Data listing:

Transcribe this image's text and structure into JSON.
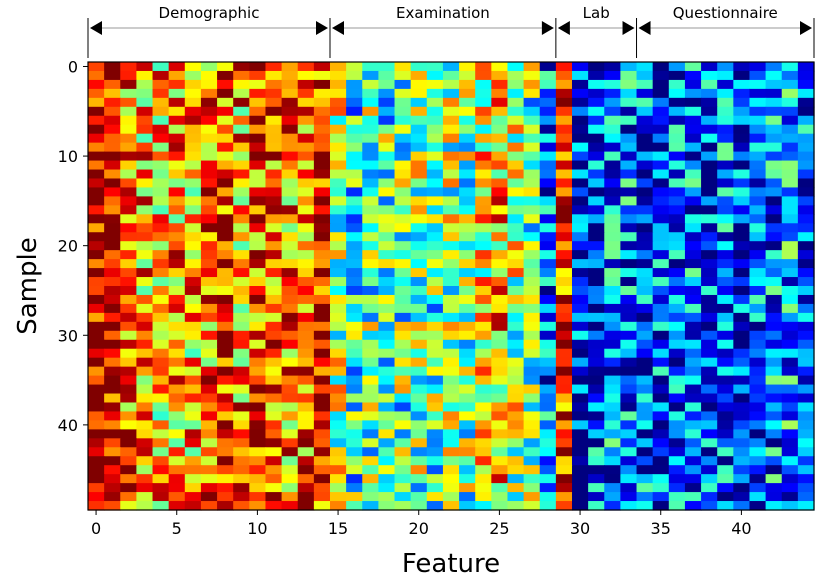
{
  "chart_data": {
    "type": "heatmap",
    "title": "",
    "xlabel": "Feature",
    "ylabel": "Sample",
    "n_features": 45,
    "n_samples": 50,
    "xlim": [
      -0.5,
      44.5
    ],
    "ylim": [
      49.5,
      -0.5
    ],
    "x_ticks": [
      0,
      5,
      10,
      15,
      20,
      25,
      30,
      35,
      40
    ],
    "y_ticks": [
      0,
      10,
      20,
      30,
      40
    ],
    "colormap": "jet",
    "value_range": [
      0,
      1
    ],
    "groups": [
      {
        "label": "Demographic",
        "start": -0.5,
        "end": 14.5
      },
      {
        "label": "Examination",
        "start": 14.5,
        "end": 28.5
      },
      {
        "label": "Lab",
        "start": 28.5,
        "end": 33.5
      },
      {
        "label": "Questionnaire",
        "start": 33.5,
        "end": 44.5
      }
    ],
    "column_profile": [
      0.95,
      0.94,
      0.78,
      0.7,
      0.68,
      0.72,
      0.7,
      0.76,
      0.85,
      0.72,
      0.82,
      0.82,
      0.74,
      0.8,
      0.88,
      0.55,
      0.42,
      0.47,
      0.44,
      0.46,
      0.5,
      0.44,
      0.52,
      0.5,
      0.62,
      0.7,
      0.55,
      0.46,
      0.22,
      0.88,
      0.14,
      0.2,
      0.24,
      0.24,
      0.2,
      0.18,
      0.22,
      0.24,
      0.2,
      0.22,
      0.14,
      0.2,
      0.24,
      0.28,
      0.2
    ],
    "noise_amplitude": 0.15,
    "random_seed": 7
  }
}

Exercise description: Leave out every line without the string "start" and copy the rest.

Task solution:
        "start": -0.5,
        "start": 14.5,
        "start": 28.5,
        "start": 33.5,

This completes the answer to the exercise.